▸ The task: Extract the full listing verbatim and drop any pictures from your copy.

(Data entries for graphics)
---*---

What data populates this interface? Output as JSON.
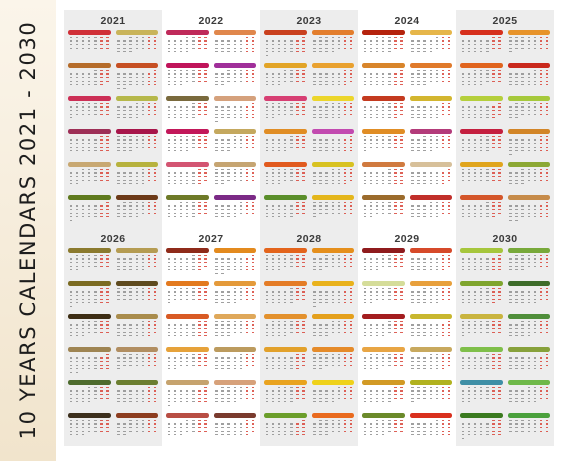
{
  "side_title": "10 YEARS CALENDARS 2021 - 2030",
  "years": [
    {
      "year": "2021",
      "months": [
        "#d03038",
        "#c9b45a",
        "#b56c2a",
        "#c64f23",
        "#cc2f56",
        "#b6b84a",
        "#9d2f57",
        "#a7154a",
        "#c8a872",
        "#b7b23e",
        "#5f7a1e",
        "#6c3a18"
      ]
    },
    {
      "year": "2022",
      "months": [
        "#bf2a5a",
        "#e0874c",
        "#c0145a",
        "#a02f9a",
        "#7a6a3d",
        "#d5a17c",
        "#c2185a",
        "#c4a85e",
        "#d35572",
        "#c6a572",
        "#6e7a28",
        "#7b2a86"
      ]
    },
    {
      "year": "2023",
      "months": [
        "#c9401e",
        "#e37e2d",
        "#e2a426",
        "#e9a12f",
        "#d73f73",
        "#ecd62b",
        "#e08d25",
        "#c24ab0",
        "#e15a1e",
        "#d8c221",
        "#5a8e2a",
        "#e4b61b"
      ]
    },
    {
      "year": "2024",
      "months": [
        "#b5230d",
        "#e6b64a",
        "#d8852b",
        "#e07a2b",
        "#c43a1f",
        "#d3b62f",
        "#e08d25",
        "#b33b7a",
        "#d07a3f",
        "#d7c09a",
        "#9b6b2c",
        "#c12f2a"
      ]
    },
    {
      "year": "2025",
      "months": [
        "#d62f1c",
        "#e7932a",
        "#e0641e",
        "#c9281c",
        "#b5cf3c",
        "#a6c93b",
        "#c41f3f",
        "#d28527",
        "#e0a51d",
        "#8ca834",
        "#d4562a",
        "#c68b4a"
      ]
    },
    {
      "year": "2026",
      "months": [
        "#8b7a2e",
        "#b59c52",
        "#7b6b22",
        "#5e4a1e",
        "#3d2d14",
        "#a98c4c",
        "#9e8452",
        "#b18e61",
        "#4d6b2d",
        "#6b7e30",
        "#3c2f1c",
        "#8c3d1f"
      ]
    },
    {
      "year": "2027",
      "months": [
        "#8f2b1a",
        "#e38a1e",
        "#e37a1f",
        "#e49a3a",
        "#d85a24",
        "#dfa85a",
        "#e6a23a",
        "#bc9b5e",
        "#c6a36e",
        "#d7a17a",
        "#b84e44",
        "#7a3b2e"
      ]
    },
    {
      "year": "2028",
      "months": [
        "#e3641c",
        "#e58f1c",
        "#e47c26",
        "#e9b21c",
        "#e3912d",
        "#e4a01c",
        "#e2a12b",
        "#e58b2a",
        "#e9a31f",
        "#efd21b",
        "#6b9e2a",
        "#e96a1e"
      ]
    },
    {
      "year": "2029",
      "months": [
        "#8f1b1d",
        "#d64a2a",
        "#d5dd9a",
        "#e8a03c",
        "#a31d1f",
        "#c8b72f",
        "#e8a544",
        "#c8a95e",
        "#d29a25",
        "#b1b21f",
        "#6b8a2a",
        "#d9301e"
      ]
    },
    {
      "year": "2030",
      "months": [
        "#a6c63c",
        "#78a93a",
        "#7fa52e",
        "#3e6c2a",
        "#c9b43f",
        "#4f8e3a",
        "#7fbf4a",
        "#87a13b",
        "#3f8fa6",
        "#6fb94a",
        "#3a7a1f",
        "#4aa03c"
      ]
    }
  ]
}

---*---

▸ Solved exercise:
What data populates this interface? Output as JSON.
{
  "side_title": "10 YEARS CALENDARS 2021 - 2030",
  "years": [
    {
      "year": "2021",
      "months": [
        "#d03038",
        "#c9b45a",
        "#b56c2a",
        "#c64f23",
        "#cc2f56",
        "#b6b84a",
        "#9d2f57",
        "#a7154a",
        "#c8a872",
        "#b7b23e",
        "#5f7a1e",
        "#6c3a18"
      ]
    },
    {
      "year": "2022",
      "months": [
        "#bf2a5a",
        "#e0874c",
        "#c0145a",
        "#a02f9a",
        "#7a6a3d",
        "#d5a17c",
        "#c2185a",
        "#c4a85e",
        "#d35572",
        "#c6a572",
        "#6e7a28",
        "#7b2a86"
      ]
    },
    {
      "year": "2023",
      "months": [
        "#c9401e",
        "#e37e2d",
        "#e2a426",
        "#e9a12f",
        "#d73f73",
        "#ecd62b",
        "#e08d25",
        "#c24ab0",
        "#e15a1e",
        "#d8c221",
        "#5a8e2a",
        "#e4b61b"
      ]
    },
    {
      "year": "2024",
      "months": [
        "#b5230d",
        "#e6b64a",
        "#d8852b",
        "#e07a2b",
        "#c43a1f",
        "#d3b62f",
        "#e08d25",
        "#b33b7a",
        "#d07a3f",
        "#d7c09a",
        "#9b6b2c",
        "#c12f2a"
      ]
    },
    {
      "year": "2025",
      "months": [
        "#d62f1c",
        "#e7932a",
        "#e0641e",
        "#c9281c",
        "#b5cf3c",
        "#a6c93b",
        "#c41f3f",
        "#d28527",
        "#e0a51d",
        "#8ca834",
        "#d4562a",
        "#c68b4a"
      ]
    },
    {
      "year": "2026",
      "months": [
        "#8b7a2e",
        "#b59c52",
        "#7b6b22",
        "#5e4a1e",
        "#3d2d14",
        "#a98c4c",
        "#9e8452",
        "#b18e61",
        "#4d6b2d",
        "#6b7e30",
        "#3c2f1c",
        "#8c3d1f"
      ]
    },
    {
      "year": "2027",
      "months": [
        "#8f2b1a",
        "#e38a1e",
        "#e37a1f",
        "#e49a3a",
        "#d85a24",
        "#dfa85a",
        "#e6a23a",
        "#bc9b5e",
        "#c6a36e",
        "#d7a17a",
        "#b84e44",
        "#7a3b2e"
      ]
    },
    {
      "year": "2028",
      "months": [
        "#e3641c",
        "#e58f1c",
        "#e47c26",
        "#e9b21c",
        "#e3912d",
        "#e4a01c",
        "#e2a12b",
        "#e58b2a",
        "#e9a31f",
        "#efd21b",
        "#6b9e2a",
        "#e96a1e"
      ]
    },
    {
      "year": "2029",
      "months": [
        "#8f1b1d",
        "#d64a2a",
        "#d5dd9a",
        "#e8a03c",
        "#a31d1f",
        "#c8b72f",
        "#e8a544",
        "#c8a95e",
        "#d29a25",
        "#b1b21f",
        "#6b8a2a",
        "#d9301e"
      ]
    },
    {
      "year": "2030",
      "months": [
        "#a6c63c",
        "#78a93a",
        "#7fa52e",
        "#3e6c2a",
        "#c9b43f",
        "#4f8e3a",
        "#7fbf4a",
        "#87a13b",
        "#3f8fa6",
        "#6fb94a",
        "#3a7a1f",
        "#4aa03c"
      ]
    }
  ]
}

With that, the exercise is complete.